Stored items
────────────────
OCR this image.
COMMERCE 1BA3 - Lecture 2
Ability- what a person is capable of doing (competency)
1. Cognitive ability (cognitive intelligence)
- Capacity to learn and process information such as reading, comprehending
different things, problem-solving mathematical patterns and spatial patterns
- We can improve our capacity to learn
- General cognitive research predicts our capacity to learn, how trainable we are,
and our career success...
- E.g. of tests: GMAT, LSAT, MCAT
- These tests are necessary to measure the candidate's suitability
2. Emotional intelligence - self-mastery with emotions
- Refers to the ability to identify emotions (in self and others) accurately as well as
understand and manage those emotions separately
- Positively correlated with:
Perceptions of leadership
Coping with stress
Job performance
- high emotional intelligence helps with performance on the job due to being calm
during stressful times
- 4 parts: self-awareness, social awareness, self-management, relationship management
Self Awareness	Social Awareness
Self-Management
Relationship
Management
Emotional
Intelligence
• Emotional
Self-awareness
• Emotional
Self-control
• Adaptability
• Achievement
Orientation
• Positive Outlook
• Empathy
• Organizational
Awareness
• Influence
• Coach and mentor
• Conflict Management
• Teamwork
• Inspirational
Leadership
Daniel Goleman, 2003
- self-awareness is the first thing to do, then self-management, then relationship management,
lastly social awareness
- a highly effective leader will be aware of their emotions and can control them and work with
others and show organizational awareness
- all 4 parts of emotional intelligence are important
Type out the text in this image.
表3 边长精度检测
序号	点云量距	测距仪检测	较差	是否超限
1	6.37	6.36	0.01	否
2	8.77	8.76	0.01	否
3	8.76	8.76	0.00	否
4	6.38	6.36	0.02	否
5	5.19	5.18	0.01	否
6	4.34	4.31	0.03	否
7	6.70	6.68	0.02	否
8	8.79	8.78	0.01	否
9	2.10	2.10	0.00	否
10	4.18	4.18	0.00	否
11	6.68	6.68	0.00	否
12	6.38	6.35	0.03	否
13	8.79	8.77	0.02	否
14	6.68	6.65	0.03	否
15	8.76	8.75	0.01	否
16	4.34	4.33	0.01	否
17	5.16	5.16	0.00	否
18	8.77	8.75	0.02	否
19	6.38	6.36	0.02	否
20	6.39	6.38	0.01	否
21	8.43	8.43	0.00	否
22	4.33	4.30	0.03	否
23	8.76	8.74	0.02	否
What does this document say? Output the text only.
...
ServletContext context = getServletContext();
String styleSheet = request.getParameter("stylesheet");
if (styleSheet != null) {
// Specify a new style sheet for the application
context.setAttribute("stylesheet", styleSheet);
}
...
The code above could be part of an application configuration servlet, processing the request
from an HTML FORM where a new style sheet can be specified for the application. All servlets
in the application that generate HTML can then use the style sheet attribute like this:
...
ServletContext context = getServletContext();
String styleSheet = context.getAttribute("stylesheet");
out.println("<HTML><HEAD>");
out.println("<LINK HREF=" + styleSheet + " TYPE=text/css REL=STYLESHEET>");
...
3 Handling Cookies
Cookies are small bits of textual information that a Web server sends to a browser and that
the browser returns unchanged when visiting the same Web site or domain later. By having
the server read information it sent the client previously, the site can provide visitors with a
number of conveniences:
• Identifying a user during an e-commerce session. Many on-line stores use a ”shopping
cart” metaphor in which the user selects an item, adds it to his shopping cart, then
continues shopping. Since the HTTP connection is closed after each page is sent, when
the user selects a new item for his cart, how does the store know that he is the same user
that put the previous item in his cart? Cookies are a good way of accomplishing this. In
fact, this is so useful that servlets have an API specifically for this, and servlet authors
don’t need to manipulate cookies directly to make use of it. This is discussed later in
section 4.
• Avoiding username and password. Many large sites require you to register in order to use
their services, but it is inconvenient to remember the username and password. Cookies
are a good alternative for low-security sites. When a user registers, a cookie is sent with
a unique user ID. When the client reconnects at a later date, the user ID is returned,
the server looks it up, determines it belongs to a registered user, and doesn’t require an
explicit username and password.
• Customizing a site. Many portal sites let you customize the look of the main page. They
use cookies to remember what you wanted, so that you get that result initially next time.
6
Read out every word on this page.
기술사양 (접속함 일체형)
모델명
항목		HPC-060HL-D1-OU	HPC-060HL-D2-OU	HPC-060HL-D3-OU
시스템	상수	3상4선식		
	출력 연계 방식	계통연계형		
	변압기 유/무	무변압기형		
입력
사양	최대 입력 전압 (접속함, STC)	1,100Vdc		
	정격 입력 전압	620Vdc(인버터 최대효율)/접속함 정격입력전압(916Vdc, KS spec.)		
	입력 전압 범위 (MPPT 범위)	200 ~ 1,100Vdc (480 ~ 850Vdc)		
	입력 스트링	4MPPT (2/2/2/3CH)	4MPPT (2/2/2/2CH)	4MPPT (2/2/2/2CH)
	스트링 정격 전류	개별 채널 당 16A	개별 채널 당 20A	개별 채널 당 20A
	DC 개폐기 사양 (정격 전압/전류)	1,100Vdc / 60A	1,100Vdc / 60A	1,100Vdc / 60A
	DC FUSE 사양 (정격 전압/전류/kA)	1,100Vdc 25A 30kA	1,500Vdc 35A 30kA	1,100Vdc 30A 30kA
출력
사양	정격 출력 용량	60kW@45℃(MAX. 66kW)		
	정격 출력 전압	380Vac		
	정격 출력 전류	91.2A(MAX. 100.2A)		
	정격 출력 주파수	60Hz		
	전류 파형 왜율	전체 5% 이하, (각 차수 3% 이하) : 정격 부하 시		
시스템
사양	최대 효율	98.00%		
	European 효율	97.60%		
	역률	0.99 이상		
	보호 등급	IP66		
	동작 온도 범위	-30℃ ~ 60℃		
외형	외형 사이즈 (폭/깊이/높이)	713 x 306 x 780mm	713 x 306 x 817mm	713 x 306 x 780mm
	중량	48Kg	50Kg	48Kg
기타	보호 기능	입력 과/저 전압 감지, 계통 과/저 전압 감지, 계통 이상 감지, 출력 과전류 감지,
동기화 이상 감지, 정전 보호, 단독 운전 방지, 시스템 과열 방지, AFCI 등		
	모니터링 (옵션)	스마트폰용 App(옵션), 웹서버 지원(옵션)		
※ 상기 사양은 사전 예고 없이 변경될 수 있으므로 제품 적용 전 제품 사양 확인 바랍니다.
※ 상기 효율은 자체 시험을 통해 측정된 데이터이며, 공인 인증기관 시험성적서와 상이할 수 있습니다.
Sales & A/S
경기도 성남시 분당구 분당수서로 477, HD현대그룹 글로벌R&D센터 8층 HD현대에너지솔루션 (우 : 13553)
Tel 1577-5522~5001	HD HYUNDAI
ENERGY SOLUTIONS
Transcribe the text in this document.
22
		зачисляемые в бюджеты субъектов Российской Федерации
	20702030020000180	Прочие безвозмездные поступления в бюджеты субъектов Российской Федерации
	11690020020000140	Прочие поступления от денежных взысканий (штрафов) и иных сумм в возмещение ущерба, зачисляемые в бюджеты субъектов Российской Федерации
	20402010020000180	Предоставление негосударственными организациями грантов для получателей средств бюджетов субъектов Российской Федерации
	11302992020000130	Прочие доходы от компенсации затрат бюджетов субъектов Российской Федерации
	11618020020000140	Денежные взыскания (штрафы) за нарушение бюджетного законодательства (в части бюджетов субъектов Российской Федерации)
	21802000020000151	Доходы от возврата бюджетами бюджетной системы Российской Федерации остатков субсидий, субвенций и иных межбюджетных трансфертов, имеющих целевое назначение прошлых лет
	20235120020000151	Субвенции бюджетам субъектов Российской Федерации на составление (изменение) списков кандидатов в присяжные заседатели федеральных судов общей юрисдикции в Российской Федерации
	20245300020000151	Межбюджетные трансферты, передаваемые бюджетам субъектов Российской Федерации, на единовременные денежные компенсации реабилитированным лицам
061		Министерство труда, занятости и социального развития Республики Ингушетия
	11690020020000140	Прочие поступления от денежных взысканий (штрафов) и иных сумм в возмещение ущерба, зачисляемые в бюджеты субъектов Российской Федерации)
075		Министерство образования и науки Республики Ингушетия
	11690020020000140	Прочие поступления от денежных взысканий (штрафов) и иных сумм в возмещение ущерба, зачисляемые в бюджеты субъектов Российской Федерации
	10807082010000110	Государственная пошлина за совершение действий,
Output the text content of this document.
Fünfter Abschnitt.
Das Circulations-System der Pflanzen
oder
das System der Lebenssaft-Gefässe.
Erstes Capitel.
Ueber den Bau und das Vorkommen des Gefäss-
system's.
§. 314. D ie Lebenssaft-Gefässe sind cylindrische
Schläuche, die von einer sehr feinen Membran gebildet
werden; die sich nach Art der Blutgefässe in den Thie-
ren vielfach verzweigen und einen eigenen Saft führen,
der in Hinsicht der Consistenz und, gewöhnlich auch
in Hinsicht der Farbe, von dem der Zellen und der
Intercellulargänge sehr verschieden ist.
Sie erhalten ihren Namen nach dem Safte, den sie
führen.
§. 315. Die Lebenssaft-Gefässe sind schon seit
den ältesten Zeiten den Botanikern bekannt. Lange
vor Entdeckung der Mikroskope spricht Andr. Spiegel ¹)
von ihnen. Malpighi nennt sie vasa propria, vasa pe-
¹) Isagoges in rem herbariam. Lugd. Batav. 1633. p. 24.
────────────────
> _Brief_: Pick out each line in the material containing "servlets".

> _Exercise output_:
from an HTML FORM where a new style sheet can be specified for the application. All servlets
fact, this is so useful that servlets have an API specifically for this, and servlet authors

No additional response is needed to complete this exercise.